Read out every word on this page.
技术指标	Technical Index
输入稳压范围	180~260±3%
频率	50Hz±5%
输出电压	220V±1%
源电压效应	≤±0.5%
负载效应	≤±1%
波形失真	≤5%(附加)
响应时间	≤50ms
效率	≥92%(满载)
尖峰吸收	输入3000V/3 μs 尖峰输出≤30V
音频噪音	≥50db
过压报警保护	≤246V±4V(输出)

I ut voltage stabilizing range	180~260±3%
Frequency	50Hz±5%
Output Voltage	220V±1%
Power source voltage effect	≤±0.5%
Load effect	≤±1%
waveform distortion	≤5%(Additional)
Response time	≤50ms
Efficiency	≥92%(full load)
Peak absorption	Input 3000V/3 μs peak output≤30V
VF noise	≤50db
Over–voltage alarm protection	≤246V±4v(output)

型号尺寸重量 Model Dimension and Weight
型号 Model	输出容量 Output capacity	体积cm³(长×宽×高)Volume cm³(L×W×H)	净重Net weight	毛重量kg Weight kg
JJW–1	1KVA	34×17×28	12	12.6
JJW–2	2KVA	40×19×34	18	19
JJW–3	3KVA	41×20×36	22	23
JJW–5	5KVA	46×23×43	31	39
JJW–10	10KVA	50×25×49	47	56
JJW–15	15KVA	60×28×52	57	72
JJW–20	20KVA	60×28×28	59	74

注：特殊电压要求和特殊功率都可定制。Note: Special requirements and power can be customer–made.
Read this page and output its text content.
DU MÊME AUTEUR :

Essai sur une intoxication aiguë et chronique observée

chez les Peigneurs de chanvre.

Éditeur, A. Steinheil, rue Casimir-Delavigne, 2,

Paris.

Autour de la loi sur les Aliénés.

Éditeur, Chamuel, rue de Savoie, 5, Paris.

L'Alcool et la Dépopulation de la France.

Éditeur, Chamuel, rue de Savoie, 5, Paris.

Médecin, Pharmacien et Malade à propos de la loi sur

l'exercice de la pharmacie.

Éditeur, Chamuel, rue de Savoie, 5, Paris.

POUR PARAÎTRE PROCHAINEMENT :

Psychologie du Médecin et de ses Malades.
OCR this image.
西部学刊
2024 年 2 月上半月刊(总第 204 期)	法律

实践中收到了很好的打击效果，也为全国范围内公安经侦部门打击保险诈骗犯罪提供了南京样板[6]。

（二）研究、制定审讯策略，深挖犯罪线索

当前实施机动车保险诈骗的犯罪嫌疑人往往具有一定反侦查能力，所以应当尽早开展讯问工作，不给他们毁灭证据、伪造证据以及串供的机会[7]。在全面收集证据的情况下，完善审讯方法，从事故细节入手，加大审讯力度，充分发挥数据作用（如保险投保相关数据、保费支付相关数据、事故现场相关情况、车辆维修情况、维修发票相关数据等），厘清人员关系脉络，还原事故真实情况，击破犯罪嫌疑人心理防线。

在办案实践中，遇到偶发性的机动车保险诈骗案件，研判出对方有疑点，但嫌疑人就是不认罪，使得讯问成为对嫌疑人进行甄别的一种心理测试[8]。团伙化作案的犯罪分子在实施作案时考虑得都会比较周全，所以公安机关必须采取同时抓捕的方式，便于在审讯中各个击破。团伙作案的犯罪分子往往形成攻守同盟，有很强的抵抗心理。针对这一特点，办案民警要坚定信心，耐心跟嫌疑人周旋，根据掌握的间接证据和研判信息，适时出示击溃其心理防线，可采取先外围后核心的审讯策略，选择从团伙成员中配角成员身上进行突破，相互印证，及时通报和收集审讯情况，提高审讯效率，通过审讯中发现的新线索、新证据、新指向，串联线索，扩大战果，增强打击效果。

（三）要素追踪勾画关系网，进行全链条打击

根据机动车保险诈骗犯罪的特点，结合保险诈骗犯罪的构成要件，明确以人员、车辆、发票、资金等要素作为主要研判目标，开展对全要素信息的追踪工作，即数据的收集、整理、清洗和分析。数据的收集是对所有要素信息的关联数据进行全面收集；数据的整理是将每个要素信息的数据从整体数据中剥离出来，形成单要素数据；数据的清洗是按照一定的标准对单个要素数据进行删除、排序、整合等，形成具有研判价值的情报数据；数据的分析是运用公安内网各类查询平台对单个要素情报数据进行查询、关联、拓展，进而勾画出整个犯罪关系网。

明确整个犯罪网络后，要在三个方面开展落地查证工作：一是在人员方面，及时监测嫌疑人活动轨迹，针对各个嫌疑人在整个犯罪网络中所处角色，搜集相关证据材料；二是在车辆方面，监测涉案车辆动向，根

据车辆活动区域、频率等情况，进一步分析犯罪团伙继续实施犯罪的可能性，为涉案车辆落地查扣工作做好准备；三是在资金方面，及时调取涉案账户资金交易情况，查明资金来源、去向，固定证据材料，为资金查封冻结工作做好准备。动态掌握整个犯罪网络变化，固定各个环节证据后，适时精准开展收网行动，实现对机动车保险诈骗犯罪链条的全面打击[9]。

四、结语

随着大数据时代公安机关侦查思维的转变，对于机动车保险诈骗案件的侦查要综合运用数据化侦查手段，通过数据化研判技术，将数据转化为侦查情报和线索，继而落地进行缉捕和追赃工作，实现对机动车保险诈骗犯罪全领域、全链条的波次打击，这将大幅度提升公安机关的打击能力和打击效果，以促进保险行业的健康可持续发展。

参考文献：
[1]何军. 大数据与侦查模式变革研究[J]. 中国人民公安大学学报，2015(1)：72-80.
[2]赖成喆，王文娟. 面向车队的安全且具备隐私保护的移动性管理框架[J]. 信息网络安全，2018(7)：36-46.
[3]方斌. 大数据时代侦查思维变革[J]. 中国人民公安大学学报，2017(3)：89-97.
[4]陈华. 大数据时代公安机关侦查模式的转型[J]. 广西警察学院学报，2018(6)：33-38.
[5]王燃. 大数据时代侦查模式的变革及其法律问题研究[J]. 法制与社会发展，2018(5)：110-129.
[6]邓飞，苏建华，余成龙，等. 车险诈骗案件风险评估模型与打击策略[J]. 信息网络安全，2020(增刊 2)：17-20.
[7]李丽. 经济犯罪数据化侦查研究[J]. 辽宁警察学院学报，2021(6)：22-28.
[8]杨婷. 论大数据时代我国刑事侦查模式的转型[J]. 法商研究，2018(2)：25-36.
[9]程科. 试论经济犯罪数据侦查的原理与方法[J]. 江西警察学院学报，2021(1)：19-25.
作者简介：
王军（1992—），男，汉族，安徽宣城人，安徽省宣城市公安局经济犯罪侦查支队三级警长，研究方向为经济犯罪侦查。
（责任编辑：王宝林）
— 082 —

=====

Make an exact copy of the listing, including every line.

Read out every word on this page.
技术指标	Technical Index
输入稳压范围	180~260±3%
频率	50Hz±5%
输出电压	220V±1%
源电压效应	≤±0.5%
负载效应	≤±1%
波形失真	≤5%(附加)
响应时间	≤50ms
效率	≥92%(满载)
尖峰吸收	输入3000V/3 μs 尖峰输出≤30V
音频噪音	≥50db
过压报警保护	≤246V±4V(输出)

I ut voltage stabilizing range	180~260±3%
Frequency	50Hz±5%
Output Voltage	220V±1%
Power source voltage effect	≤±0.5%
Load effect	≤±1%
waveform distortion	≤5%(Additional)
Response time	≤50ms
Efficiency	≥92%(full load)
Peak absorption	Input 3000V/3 μs peak output≤30V
VF noise	≤50db
Over–voltage alarm protection	≤246V±4v(output)

型号尺寸重量 Model Dimension and Weight
型号 Model	输出容量 Output capacity	体积cm³(长×宽×高)Volume cm³(L×W×H)	净重Net weight	毛重量kg Weight kg
JJW–1	1KVA	34×17×28	12	12.6
JJW–2	2KVA	40×19×34	18	19
JJW–3	3KVA	41×20×36	22	23
JJW–5	5KVA	46×23×43	31	39
JJW–10	10KVA	50×25×49	47	56
JJW–15	15KVA	60×28×52	57	72
JJW–20	20KVA	60×28×28	59	74

注：特殊电压要求和特殊功率都可定制。Note: Special requirements and power can be customer–made.
Read this page and output its text content.
DU MÊME AUTEUR :

Essai sur une intoxication aiguë et chronique observée

chez les Peigneurs de chanvre.

Éditeur, A. Steinheil, rue Casimir-Delavigne, 2,

Paris.

Autour de la loi sur les Aliénés.

Éditeur, Chamuel, rue de Savoie, 5, Paris.

L'Alcool et la Dépopulation de la France.

Éditeur, Chamuel, rue de Savoie, 5, Paris.

Médecin, Pharmacien et Malade à propos de la loi sur

l'exercice de la pharmacie.

Éditeur, Chamuel, rue de Savoie, 5, Paris.

POUR PARAÎTRE PROCHAINEMENT :

Psychologie du Médecin et de ses Malades.
OCR this image.
西部学刊
2024 年 2 月上半月刊(总第 204 期)	法律

实践中收到了很好的打击效果，也为全国范围内公安经侦部门打击保险诈骗犯罪提供了南京样板[6]。

（二）研究、制定审讯策略，深挖犯罪线索

当前实施机动车保险诈骗的犯罪嫌疑人往往具有一定反侦查能力，所以应当尽早开展讯问工作，不给他们毁灭证据、伪造证据以及串供的机会[7]。在全面收集证据的情况下，完善审讯方法，从事故细节入手，加大审讯力度，充分发挥数据作用（如保险投保相关数据、保费支付相关数据、事故现场相关情况、车辆维修情况、维修发票相关数据等），厘清人员关系脉络，还原事故真实情况，击破犯罪嫌疑人心理防线。

在办案实践中，遇到偶发性的机动车保险诈骗案件，研判出对方有疑点，但嫌疑人就是不认罪，使得讯问成为对嫌疑人进行甄别的一种心理测试[8]。团伙化作案的犯罪分子在实施作案时考虑得都会比较周全，所以公安机关必须采取同时抓捕的方式，便于在审讯中各个击破。团伙作案的犯罪分子往往形成攻守同盟，有很强的抵抗心理。针对这一特点，办案民警要坚定信心，耐心跟嫌疑人周旋，根据掌握的间接证据和研判信息，适时出示击溃其心理防线，可采取先外围后核心的审讯策略，选择从团伙成员中配角成员身上进行突破，相互印证，及时通报和收集审讯情况，提高审讯效率，通过审讯中发现的新线索、新证据、新指向，串联线索，扩大战果，增强打击效果。

（三）要素追踪勾画关系网，进行全链条打击

根据机动车保险诈骗犯罪的特点，结合保险诈骗犯罪的构成要件，明确以人员、车辆、发票、资金等要素作为主要研判目标，开展对全要素信息的追踪工作，即数据的收集、整理、清洗和分析。数据的收集是对所有要素信息的关联数据进行全面收集；数据的整理是将每个要素信息的数据从整体数据中剥离出来，形成单要素数据；数据的清洗是按照一定的标准对单个要素数据进行删除、排序、整合等，形成具有研判价值的情报数据；数据的分析是运用公安内网各类查询平台对单个要素情报数据进行查询、关联、拓展，进而勾画出整个犯罪关系网。

明确整个犯罪网络后，要在三个方面开展落地查证工作：一是在人员方面，及时监测嫌疑人活动轨迹，针对各个嫌疑人在整个犯罪网络中所处角色，搜集相关证据材料；二是在车辆方面，监测涉案车辆动向，根

据车辆活动区域、频率等情况，进一步分析犯罪团伙继续实施犯罪的可能性，为涉案车辆落地查扣工作做好准备；三是在资金方面，及时调取涉案账户资金交易情况，查明资金来源、去向，固定证据材料，为资金查封冻结工作做好准备。动态掌握整个犯罪网络变化，固定各个环节证据后，适时精准开展收网行动，实现对机动车保险诈骗犯罪链条的全面打击[9]。

四、结语

随着大数据时代公安机关侦查思维的转变，对于机动车保险诈骗案件的侦查要综合运用数据化侦查手段，通过数据化研判技术，将数据转化为侦查情报和线索，继而落地进行缉捕和追赃工作，实现对机动车保险诈骗犯罪全领域、全链条的波次打击，这将大幅度提升公安机关的打击能力和打击效果，以促进保险行业的健康可持续发展。

参考文献：
[1]何军. 大数据与侦查模式变革研究[J]. 中国人民公安大学学报，2015(1)：72-80.
[2]赖成喆，王文娟. 面向车队的安全且具备隐私保护的移动性管理框架[J]. 信息网络安全，2018(7)：36-46.
[3]方斌. 大数据时代侦查思维变革[J]. 中国人民公安大学学报，2017(3)：89-97.
[4]陈华. 大数据时代公安机关侦查模式的转型[J]. 广西警察学院学报，2018(6)：33-38.
[5]王燃. 大数据时代侦查模式的变革及其法律问题研究[J]. 法制与社会发展，2018(5)：110-129.
[6]邓飞，苏建华，余成龙，等. 车险诈骗案件风险评估模型与打击策略[J]. 信息网络安全，2020(增刊 2)：17-20.
[7]李丽. 经济犯罪数据化侦查研究[J]. 辽宁警察学院学报，2021(6)：22-28.
[8]杨婷. 论大数据时代我国刑事侦查模式的转型[J]. 法商研究，2018(2)：25-36.
[9]程科. 试论经济犯罪数据侦查的原理与方法[J]. 江西警察学院学报，2021(1)：19-25.
作者简介：
王军（1992—），男，汉族，安徽宣城人，安徽省宣城市公安局经济犯罪侦查支队三级警长，研究方向为经济犯罪侦查。
（责任编辑：王宝林）
— 082 —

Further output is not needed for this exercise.